#### Available data ####
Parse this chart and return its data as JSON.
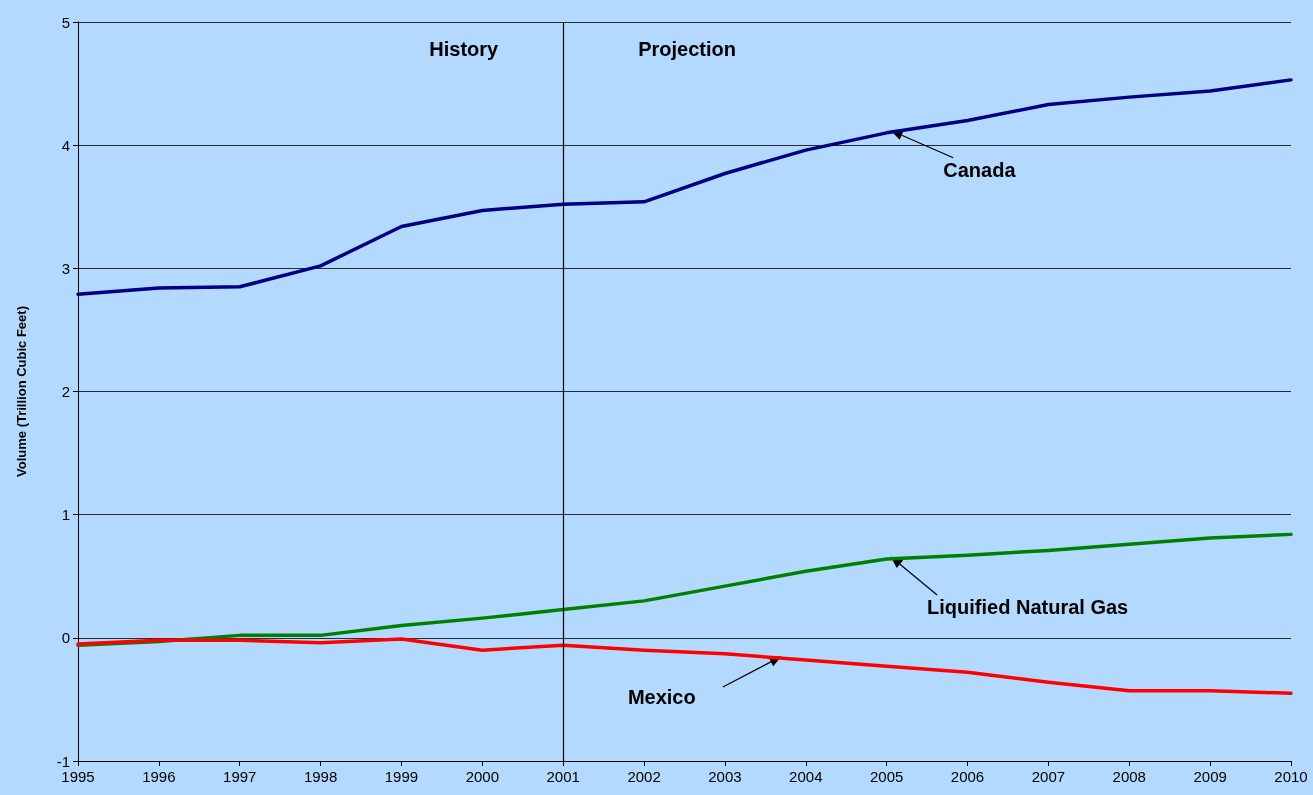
{
  "chart_data": {
    "type": "line",
    "ylabel": "Volume (Trillion Cubic Feet)",
    "x": [
      1995,
      1996,
      1997,
      1998,
      1999,
      2000,
      2001,
      2002,
      2003,
      2004,
      2005,
      2006,
      2007,
      2008,
      2009,
      2010
    ],
    "series": [
      {
        "name": "Canada",
        "color": "#000080",
        "values": [
          2.79,
          2.84,
          2.85,
          3.02,
          3.34,
          3.47,
          3.52,
          3.54,
          3.77,
          3.96,
          4.1,
          4.2,
          4.33,
          4.39,
          4.44,
          4.53
        ]
      },
      {
        "name": "Liquified Natural Gas",
        "color": "#008000",
        "values": [
          -0.06,
          -0.03,
          0.02,
          0.02,
          0.1,
          0.16,
          0.23,
          0.3,
          0.42,
          0.54,
          0.64,
          0.67,
          0.71,
          0.76,
          0.81,
          0.84
        ]
      },
      {
        "name": "Mexico",
        "color": "#ff0000",
        "values": [
          -0.05,
          -0.02,
          -0.02,
          -0.04,
          -0.01,
          -0.1,
          -0.06,
          -0.1,
          -0.13,
          -0.18,
          -0.23,
          -0.28,
          -0.36,
          -0.43,
          -0.43,
          -0.45
        ]
      }
    ],
    "xlim": [
      1995,
      2010
    ],
    "xticks": [
      1995,
      1996,
      1997,
      1998,
      1999,
      2000,
      2001,
      2002,
      2003,
      2004,
      2005,
      2006,
      2007,
      2008,
      2009,
      2010
    ],
    "ylim": [
      -1,
      5
    ],
    "yticks": [
      -1,
      0,
      1,
      2,
      3,
      4,
      5
    ],
    "grid": "y",
    "legend": false,
    "marker": "none",
    "line_style": "solid",
    "ref_lines": [
      {
        "axis": "x",
        "value": 2001,
        "color": "#000000"
      }
    ],
    "annotations": [
      "History",
      "Projection"
    ]
  }
}
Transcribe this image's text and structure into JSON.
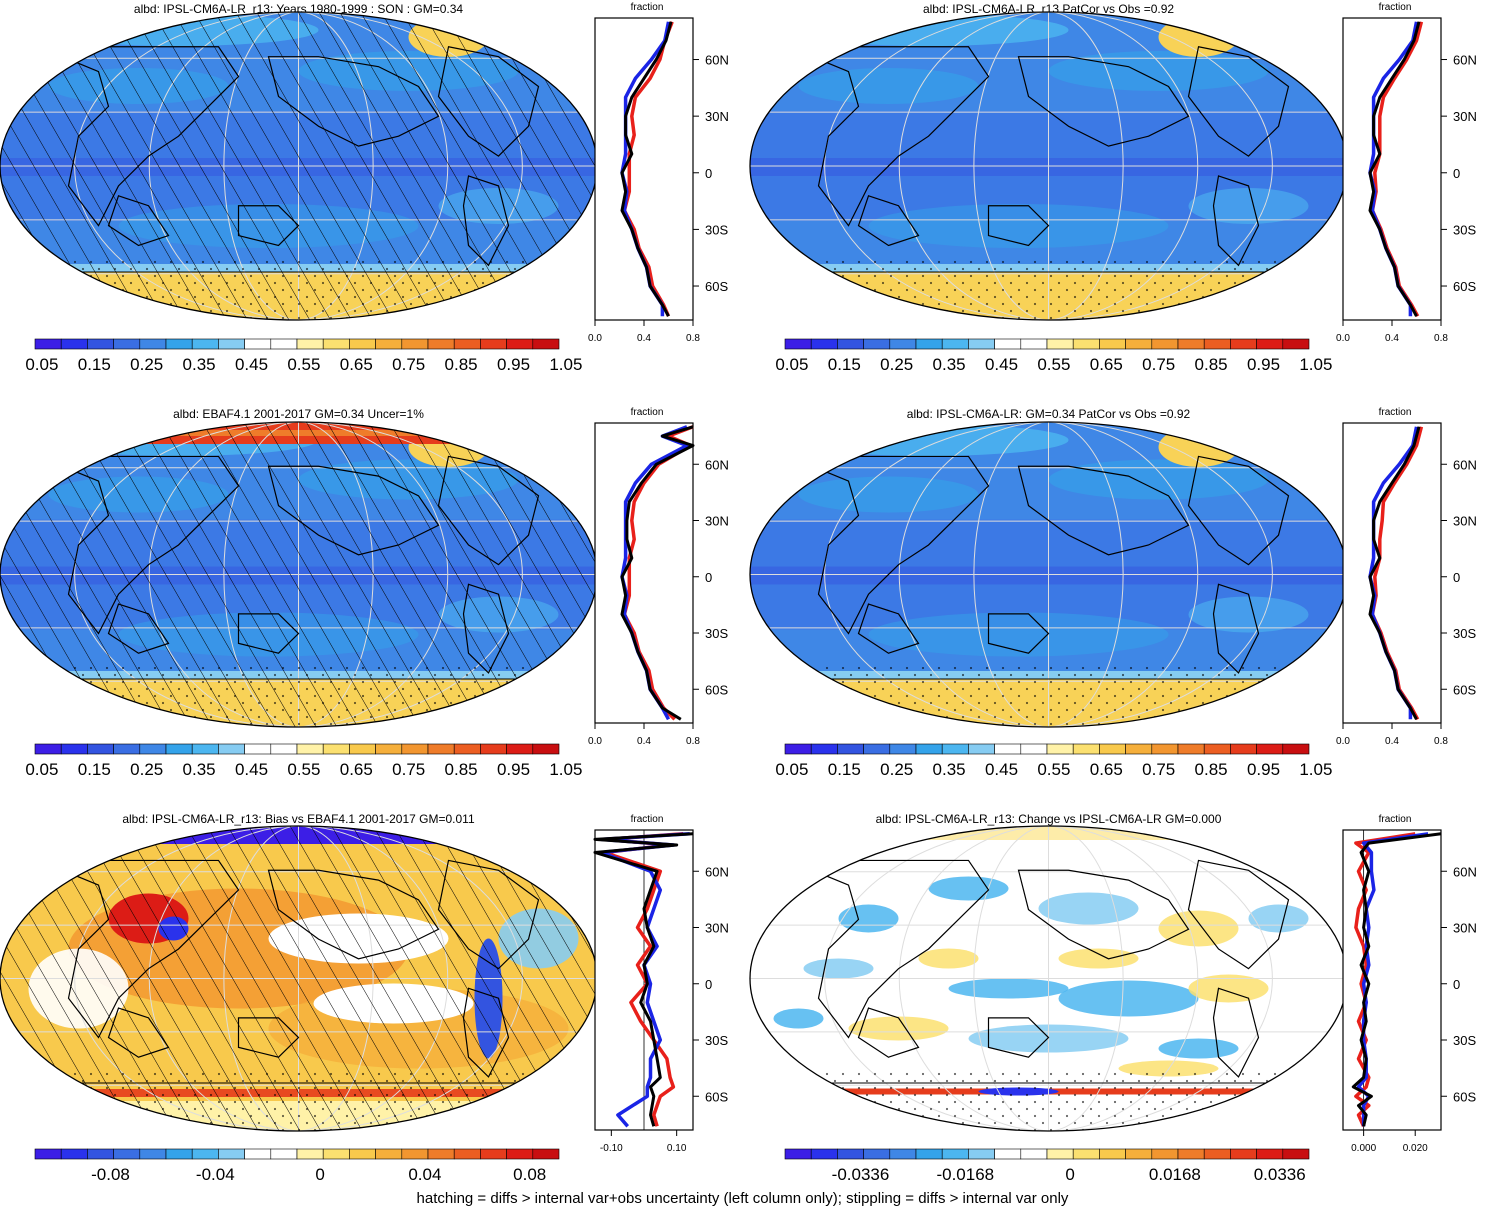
####
## Task prompt
Give the count of lines in the records that contain "color", and no other text.

## Output for this exercise
4